GIVEN PROBLEM: In the entries that follow, identify the line containing "Extract the structured" and return it together with all later lines, exactly as they appear.

----------------------------------------

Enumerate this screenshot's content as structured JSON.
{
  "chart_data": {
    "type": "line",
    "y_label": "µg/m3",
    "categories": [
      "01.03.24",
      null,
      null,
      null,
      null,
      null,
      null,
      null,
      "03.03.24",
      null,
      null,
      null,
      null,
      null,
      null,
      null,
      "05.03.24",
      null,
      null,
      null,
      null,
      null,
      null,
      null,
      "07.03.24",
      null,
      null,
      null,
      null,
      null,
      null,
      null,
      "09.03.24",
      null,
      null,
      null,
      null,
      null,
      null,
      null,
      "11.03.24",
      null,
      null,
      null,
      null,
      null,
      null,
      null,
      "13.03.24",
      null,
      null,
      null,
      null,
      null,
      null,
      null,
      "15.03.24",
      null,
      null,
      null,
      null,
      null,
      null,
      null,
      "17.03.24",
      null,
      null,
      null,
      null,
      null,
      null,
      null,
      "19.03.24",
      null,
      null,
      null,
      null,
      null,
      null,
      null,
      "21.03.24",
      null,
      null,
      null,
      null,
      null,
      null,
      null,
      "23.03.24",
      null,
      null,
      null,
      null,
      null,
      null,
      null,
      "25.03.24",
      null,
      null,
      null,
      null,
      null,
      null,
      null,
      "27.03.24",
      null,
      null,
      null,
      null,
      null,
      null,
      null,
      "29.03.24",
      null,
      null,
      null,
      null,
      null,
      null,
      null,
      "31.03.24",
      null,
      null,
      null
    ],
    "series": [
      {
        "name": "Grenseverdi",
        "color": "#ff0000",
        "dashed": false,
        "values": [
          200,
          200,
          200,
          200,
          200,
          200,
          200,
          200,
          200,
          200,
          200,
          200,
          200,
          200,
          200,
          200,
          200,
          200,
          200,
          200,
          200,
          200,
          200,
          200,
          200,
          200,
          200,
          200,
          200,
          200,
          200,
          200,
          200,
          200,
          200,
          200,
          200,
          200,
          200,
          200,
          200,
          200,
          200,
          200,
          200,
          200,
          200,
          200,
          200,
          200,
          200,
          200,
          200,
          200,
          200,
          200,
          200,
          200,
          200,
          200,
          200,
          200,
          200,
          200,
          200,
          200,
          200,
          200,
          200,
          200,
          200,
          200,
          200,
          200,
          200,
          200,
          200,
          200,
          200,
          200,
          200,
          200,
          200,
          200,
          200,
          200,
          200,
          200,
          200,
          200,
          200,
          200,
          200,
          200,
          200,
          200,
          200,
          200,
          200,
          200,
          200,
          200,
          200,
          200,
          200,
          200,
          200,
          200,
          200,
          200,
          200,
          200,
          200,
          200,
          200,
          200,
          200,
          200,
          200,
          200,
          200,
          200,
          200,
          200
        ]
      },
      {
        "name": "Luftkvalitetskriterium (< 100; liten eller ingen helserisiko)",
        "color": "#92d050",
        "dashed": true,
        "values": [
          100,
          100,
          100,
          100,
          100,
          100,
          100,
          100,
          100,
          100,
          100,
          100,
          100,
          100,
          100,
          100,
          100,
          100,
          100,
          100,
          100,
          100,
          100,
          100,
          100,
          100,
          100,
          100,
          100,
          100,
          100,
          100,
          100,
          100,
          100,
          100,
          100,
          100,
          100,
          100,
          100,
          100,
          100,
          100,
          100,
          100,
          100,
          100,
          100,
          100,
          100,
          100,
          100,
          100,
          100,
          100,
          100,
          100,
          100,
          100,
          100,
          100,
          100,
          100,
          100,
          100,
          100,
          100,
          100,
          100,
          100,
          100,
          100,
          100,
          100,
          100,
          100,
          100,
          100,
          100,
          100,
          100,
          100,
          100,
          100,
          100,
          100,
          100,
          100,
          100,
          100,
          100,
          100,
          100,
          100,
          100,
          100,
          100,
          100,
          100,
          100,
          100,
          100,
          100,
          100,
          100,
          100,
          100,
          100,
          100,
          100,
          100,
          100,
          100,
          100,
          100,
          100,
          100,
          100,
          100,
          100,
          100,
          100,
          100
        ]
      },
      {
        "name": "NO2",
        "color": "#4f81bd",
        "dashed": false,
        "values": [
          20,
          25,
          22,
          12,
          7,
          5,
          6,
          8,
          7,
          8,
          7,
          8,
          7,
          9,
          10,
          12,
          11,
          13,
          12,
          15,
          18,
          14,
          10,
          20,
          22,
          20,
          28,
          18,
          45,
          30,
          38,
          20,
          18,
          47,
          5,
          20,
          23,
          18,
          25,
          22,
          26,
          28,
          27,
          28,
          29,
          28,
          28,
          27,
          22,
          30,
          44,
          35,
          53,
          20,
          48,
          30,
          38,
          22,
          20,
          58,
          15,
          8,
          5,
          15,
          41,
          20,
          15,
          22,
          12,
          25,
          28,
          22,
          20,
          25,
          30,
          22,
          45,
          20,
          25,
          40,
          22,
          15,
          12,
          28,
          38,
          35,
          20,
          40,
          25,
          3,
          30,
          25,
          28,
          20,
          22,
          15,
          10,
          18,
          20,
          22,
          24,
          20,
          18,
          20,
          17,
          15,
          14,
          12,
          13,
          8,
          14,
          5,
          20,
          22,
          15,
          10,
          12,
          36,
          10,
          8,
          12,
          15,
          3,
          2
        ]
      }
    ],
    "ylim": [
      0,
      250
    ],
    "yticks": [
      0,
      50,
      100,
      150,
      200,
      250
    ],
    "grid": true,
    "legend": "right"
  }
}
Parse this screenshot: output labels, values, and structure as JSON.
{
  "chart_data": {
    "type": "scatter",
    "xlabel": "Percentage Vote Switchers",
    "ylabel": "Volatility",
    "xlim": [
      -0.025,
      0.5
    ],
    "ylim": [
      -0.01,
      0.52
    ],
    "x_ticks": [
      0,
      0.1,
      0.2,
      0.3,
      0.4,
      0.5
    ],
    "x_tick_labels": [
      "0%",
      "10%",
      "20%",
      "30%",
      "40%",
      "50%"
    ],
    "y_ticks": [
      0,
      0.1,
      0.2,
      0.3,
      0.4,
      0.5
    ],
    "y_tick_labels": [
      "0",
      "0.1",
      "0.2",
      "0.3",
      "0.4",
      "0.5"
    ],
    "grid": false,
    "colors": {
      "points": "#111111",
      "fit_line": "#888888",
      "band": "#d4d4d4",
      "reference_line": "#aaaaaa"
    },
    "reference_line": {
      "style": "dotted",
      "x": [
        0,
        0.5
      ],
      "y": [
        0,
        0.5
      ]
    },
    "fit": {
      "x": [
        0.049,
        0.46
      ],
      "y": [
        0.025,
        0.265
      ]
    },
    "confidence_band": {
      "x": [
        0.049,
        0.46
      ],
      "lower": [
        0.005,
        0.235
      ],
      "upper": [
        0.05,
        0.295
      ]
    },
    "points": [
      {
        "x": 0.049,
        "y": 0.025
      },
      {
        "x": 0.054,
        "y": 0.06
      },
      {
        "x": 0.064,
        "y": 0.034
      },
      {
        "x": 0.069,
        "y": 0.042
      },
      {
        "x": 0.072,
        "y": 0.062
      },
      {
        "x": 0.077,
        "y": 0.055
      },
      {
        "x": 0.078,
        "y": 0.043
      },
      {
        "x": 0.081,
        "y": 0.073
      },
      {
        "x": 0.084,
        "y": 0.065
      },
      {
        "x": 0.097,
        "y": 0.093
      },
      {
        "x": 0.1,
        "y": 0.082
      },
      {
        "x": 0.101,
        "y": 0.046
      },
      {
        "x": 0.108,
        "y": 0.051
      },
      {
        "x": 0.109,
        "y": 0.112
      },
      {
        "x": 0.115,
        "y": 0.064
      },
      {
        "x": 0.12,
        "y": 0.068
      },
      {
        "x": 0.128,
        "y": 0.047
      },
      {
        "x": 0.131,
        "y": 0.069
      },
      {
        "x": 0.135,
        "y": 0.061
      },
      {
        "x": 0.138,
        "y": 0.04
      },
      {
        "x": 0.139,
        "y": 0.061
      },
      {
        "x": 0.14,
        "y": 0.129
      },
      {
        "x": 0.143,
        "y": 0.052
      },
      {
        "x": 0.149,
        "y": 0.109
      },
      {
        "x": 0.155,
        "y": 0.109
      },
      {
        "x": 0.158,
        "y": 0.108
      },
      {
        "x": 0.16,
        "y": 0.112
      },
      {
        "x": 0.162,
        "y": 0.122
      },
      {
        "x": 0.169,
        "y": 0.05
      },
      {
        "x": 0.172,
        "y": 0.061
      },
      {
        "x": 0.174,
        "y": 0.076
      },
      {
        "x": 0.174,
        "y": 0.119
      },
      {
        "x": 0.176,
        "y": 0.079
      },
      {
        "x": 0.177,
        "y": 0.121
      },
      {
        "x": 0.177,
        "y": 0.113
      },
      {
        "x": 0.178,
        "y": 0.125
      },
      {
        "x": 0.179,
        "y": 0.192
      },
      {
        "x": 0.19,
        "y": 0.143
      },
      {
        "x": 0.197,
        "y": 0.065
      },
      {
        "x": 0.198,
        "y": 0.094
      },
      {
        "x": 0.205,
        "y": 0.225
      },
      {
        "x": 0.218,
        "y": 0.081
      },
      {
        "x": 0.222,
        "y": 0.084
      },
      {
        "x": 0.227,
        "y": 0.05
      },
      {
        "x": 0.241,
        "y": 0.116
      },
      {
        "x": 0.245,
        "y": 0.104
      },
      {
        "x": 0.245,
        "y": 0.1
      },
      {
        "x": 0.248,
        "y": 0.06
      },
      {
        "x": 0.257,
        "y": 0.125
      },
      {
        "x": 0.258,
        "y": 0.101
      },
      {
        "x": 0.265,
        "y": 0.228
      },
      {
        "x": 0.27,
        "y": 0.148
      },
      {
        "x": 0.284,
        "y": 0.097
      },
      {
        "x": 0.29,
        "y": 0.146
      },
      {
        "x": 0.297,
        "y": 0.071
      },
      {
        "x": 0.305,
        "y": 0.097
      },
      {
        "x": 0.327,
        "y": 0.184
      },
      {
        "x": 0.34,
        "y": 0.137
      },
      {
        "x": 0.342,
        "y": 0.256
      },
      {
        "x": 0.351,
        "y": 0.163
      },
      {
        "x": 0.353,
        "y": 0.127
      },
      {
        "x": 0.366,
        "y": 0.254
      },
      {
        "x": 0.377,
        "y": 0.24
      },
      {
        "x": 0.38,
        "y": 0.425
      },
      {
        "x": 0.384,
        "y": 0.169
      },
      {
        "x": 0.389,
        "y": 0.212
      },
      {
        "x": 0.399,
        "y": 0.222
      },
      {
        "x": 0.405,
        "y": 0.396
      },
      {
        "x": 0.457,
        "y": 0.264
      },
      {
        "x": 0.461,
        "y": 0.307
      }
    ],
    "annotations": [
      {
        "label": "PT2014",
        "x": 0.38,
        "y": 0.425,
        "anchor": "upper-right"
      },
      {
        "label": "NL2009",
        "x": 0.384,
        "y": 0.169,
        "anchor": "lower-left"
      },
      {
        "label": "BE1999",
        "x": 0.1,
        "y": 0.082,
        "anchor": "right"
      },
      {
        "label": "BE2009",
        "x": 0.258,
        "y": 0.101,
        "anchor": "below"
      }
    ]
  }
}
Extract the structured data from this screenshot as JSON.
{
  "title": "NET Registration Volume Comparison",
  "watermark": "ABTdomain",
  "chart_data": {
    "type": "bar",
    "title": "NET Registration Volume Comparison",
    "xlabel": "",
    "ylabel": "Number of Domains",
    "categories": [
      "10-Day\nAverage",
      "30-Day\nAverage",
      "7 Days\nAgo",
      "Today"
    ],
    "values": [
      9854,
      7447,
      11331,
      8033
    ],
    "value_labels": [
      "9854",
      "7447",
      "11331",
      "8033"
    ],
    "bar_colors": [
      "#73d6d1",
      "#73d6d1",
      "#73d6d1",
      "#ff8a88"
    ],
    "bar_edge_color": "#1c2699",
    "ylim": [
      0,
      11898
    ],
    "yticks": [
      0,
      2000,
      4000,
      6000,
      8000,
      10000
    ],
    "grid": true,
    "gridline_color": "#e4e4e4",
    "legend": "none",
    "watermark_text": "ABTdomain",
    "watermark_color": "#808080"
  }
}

----------------------------------------

FINISHED ANSWER:
Extract the structured data from this screenshot as JSON.
{
  "title": "NET Registration Volume Comparison",
  "watermark": "ABTdomain",
  "chart_data": {
    "type": "bar",
    "title": "NET Registration Volume Comparison",
    "xlabel": "",
    "ylabel": "Number of Domains",
    "categories": [
      "10-Day\nAverage",
      "30-Day\nAverage",
      "7 Days\nAgo",
      "Today"
    ],
    "values": [
      9854,
      7447,
      11331,
      8033
    ],
    "value_labels": [
      "9854",
      "7447",
      "11331",
      "8033"
    ],
    "bar_colors": [
      "#73d6d1",
      "#73d6d1",
      "#73d6d1",
      "#ff8a88"
    ],
    "bar_edge_color": "#1c2699",
    "ylim": [
      0,
      11898
    ],
    "yticks": [
      0,
      2000,
      4000,
      6000,
      8000,
      10000
    ],
    "grid": true,
    "gridline_color": "#e4e4e4",
    "legend": "none",
    "watermark_text": "ABTdomain",
    "watermark_color": "#808080"
  }
}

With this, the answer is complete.